### THE REQUEST
Which lines in the records below contain the word "Rates"? Copy each of them.

■ ■ ■

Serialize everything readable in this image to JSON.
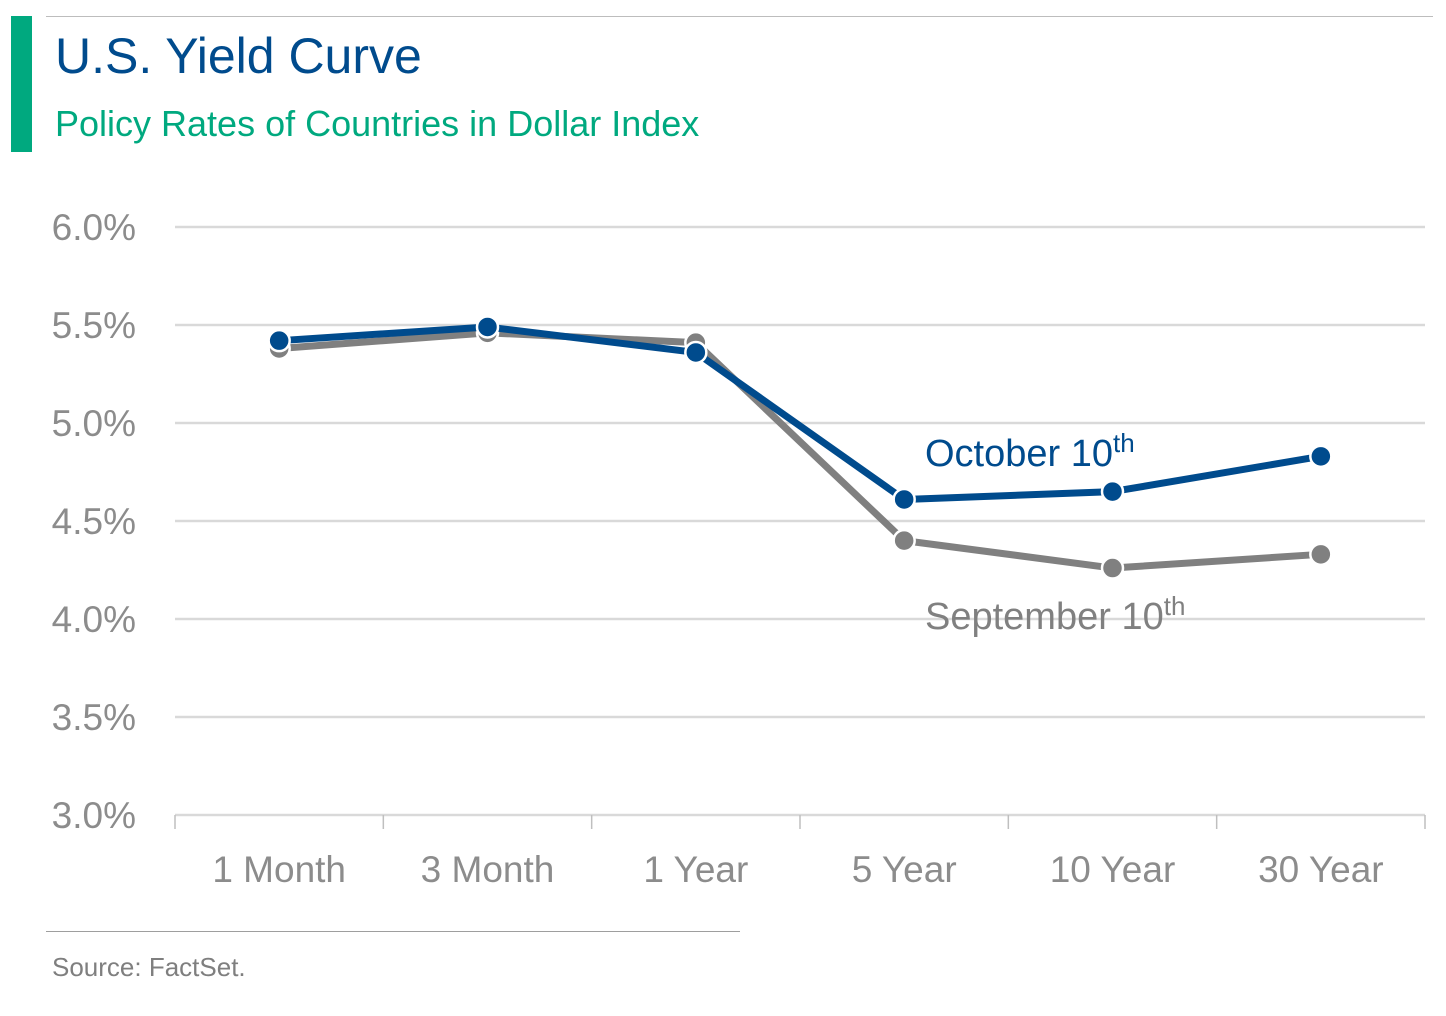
{
  "header": {
    "title": "U.S. Yield Curve",
    "subtitle": "Policy Rates of Countries in Dollar Index"
  },
  "footer": {
    "source": "Source: FactSet."
  },
  "colors": {
    "accent": "#00a97f",
    "title": "#004b8d",
    "october_series": "#004b8d",
    "september_series": "#808080",
    "grid": "#d9d9d9",
    "tick_text": "#8c8c8c"
  },
  "chart_data": {
    "type": "line",
    "title": "U.S. Yield Curve",
    "subtitle": "Policy Rates of Countries in Dollar Index",
    "categories": [
      "1 Month",
      "3 Month",
      "1 Year",
      "5 Year",
      "10 Year",
      "30 Year"
    ],
    "y_ticks": [
      "6.0%",
      "5.5%",
      "5.0%",
      "4.5%",
      "4.0%",
      "3.5%",
      "3.0%"
    ],
    "ylim": [
      3.0,
      6.0
    ],
    "y_unit": "%",
    "grid": true,
    "legend": "inline labels",
    "series": [
      {
        "name": "September 10th",
        "name_main": "September 10",
        "name_sup": "th",
        "color": "#808080",
        "values": [
          5.38,
          5.46,
          5.41,
          4.4,
          4.26,
          4.33
        ]
      },
      {
        "name": "October 10th",
        "name_main": "October 10",
        "name_sup": "th",
        "color": "#004b8d",
        "values": [
          5.42,
          5.49,
          5.36,
          4.61,
          4.65,
          4.83
        ]
      }
    ]
  }
}
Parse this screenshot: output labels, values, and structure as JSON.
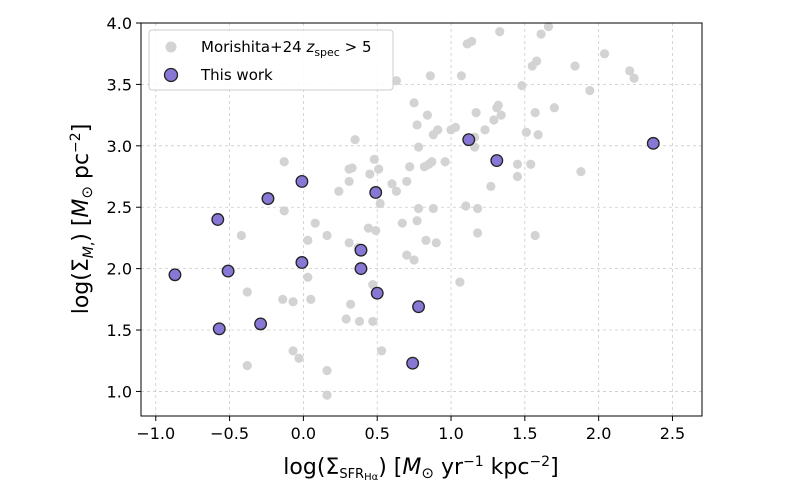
{
  "chart_data": {
    "type": "scatter",
    "xlabel": "log(Σ_SFR,Hα) [M⊙ yr⁻¹ kpc⁻²]",
    "ylabel": "log(Σ_M*) [M⊙ pc⁻²]",
    "xlim": [
      -1.1,
      2.7
    ],
    "ylim": [
      0.8,
      4.0
    ],
    "xticks": [
      -1.0,
      -0.5,
      0.0,
      0.5,
      1.0,
      1.5,
      2.0,
      2.5
    ],
    "xtick_labels": [
      "−1.0",
      "−0.5",
      "0.0",
      "0.5",
      "1.0",
      "1.5",
      "2.0",
      "2.5"
    ],
    "yticks": [
      1.0,
      1.5,
      2.0,
      2.5,
      3.0,
      3.5,
      4.0
    ],
    "ytick_labels": [
      "1.0",
      "1.5",
      "2.0",
      "2.5",
      "3.0",
      "3.5",
      "4.0"
    ],
    "grid": true,
    "legend_position": "top-left",
    "series": [
      {
        "name": "Morishita+24 z_spec > 5",
        "color": "#d3d3d3",
        "edge": "none",
        "points": [
          [
            -0.42,
            2.27
          ],
          [
            -0.38,
            1.81
          ],
          [
            -0.38,
            1.21
          ],
          [
            -0.13,
            2.87
          ],
          [
            -0.13,
            2.47
          ],
          [
            -0.14,
            1.75
          ],
          [
            -0.07,
            1.73
          ],
          [
            -0.07,
            1.33
          ],
          [
            -0.03,
            1.27
          ],
          [
            0.03,
            2.23
          ],
          [
            0.03,
            1.93
          ],
          [
            0.05,
            1.75
          ],
          [
            0.08,
            2.37
          ],
          [
            0.16,
            2.27
          ],
          [
            0.16,
            1.17
          ],
          [
            0.16,
            0.97
          ],
          [
            0.24,
            2.63
          ],
          [
            0.29,
            1.59
          ],
          [
            0.31,
            2.81
          ],
          [
            0.31,
            2.71
          ],
          [
            0.31,
            2.21
          ],
          [
            0.32,
            1.71
          ],
          [
            0.33,
            2.82
          ],
          [
            0.35,
            3.05
          ],
          [
            0.37,
            2.17
          ],
          [
            0.38,
            1.57
          ],
          [
            0.44,
            2.33
          ],
          [
            0.45,
            2.77
          ],
          [
            0.47,
            1.87
          ],
          [
            0.47,
            1.57
          ],
          [
            0.48,
            2.89
          ],
          [
            0.49,
            2.31
          ],
          [
            0.51,
            2.81
          ],
          [
            0.52,
            2.53
          ],
          [
            0.53,
            1.33
          ],
          [
            0.6,
            2.69
          ],
          [
            0.63,
            2.63
          ],
          [
            0.63,
            3.53
          ],
          [
            0.67,
            2.37
          ],
          [
            0.7,
            2.71
          ],
          [
            0.7,
            2.11
          ],
          [
            0.72,
            2.83
          ],
          [
            0.75,
            3.35
          ],
          [
            0.75,
            2.07
          ],
          [
            0.77,
            3.17
          ],
          [
            0.77,
            2.39
          ],
          [
            0.78,
            2.49
          ],
          [
            0.78,
            2.99
          ],
          [
            0.82,
            2.83
          ],
          [
            0.83,
            2.23
          ],
          [
            0.84,
            3.25
          ],
          [
            0.85,
            2.85
          ],
          [
            0.86,
            3.57
          ],
          [
            0.87,
            2.87
          ],
          [
            0.88,
            2.49
          ],
          [
            0.88,
            3.09
          ],
          [
            0.9,
            2.21
          ],
          [
            0.91,
            3.13
          ],
          [
            0.96,
            2.87
          ],
          [
            1.0,
            3.13
          ],
          [
            1.03,
            3.15
          ],
          [
            1.06,
            1.89
          ],
          [
            1.07,
            3.57
          ],
          [
            1.1,
            2.51
          ],
          [
            1.11,
            3.83
          ],
          [
            1.14,
            3.85
          ],
          [
            1.16,
            3.07
          ],
          [
            1.16,
            2.99
          ],
          [
            1.17,
            3.27
          ],
          [
            1.18,
            2.29
          ],
          [
            1.18,
            2.49
          ],
          [
            1.23,
            3.13
          ],
          [
            1.27,
            2.67
          ],
          [
            1.29,
            3.21
          ],
          [
            1.31,
            3.31
          ],
          [
            1.32,
            3.33
          ],
          [
            1.33,
            3.93
          ],
          [
            1.34,
            3.25
          ],
          [
            1.45,
            2.85
          ],
          [
            1.45,
            2.75
          ],
          [
            1.48,
            3.49
          ],
          [
            1.51,
            3.11
          ],
          [
            1.54,
            2.85
          ],
          [
            1.55,
            3.65
          ],
          [
            1.57,
            2.27
          ],
          [
            1.57,
            3.27
          ],
          [
            1.58,
            3.69
          ],
          [
            1.59,
            3.09
          ],
          [
            1.61,
            3.91
          ],
          [
            1.66,
            3.97
          ],
          [
            1.7,
            3.31
          ],
          [
            1.84,
            3.65
          ],
          [
            1.88,
            2.79
          ],
          [
            1.94,
            3.45
          ],
          [
            2.04,
            3.75
          ],
          [
            2.21,
            3.61
          ],
          [
            2.24,
            3.55
          ]
        ]
      },
      {
        "name": "This work",
        "color": "#8977d6",
        "edge": "#222222",
        "points": [
          [
            -0.87,
            1.95
          ],
          [
            -0.58,
            2.4
          ],
          [
            -0.57,
            1.51
          ],
          [
            -0.51,
            1.98
          ],
          [
            -0.29,
            1.55
          ],
          [
            -0.24,
            2.57
          ],
          [
            -0.01,
            2.71
          ],
          [
            -0.01,
            2.05
          ],
          [
            0.39,
            2.15
          ],
          [
            0.39,
            2.0
          ],
          [
            0.49,
            2.62
          ],
          [
            0.5,
            1.8
          ],
          [
            0.74,
            1.23
          ],
          [
            0.78,
            1.69
          ],
          [
            1.12,
            3.05
          ],
          [
            1.31,
            2.88
          ],
          [
            2.37,
            3.02
          ]
        ]
      }
    ]
  }
}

■ ■ ■

### TASK ANSWER
    "subtitle": "Policy Rates of Countries in Dollar Index"
    "subtitle": "Policy Rates of Countries in Dollar Index",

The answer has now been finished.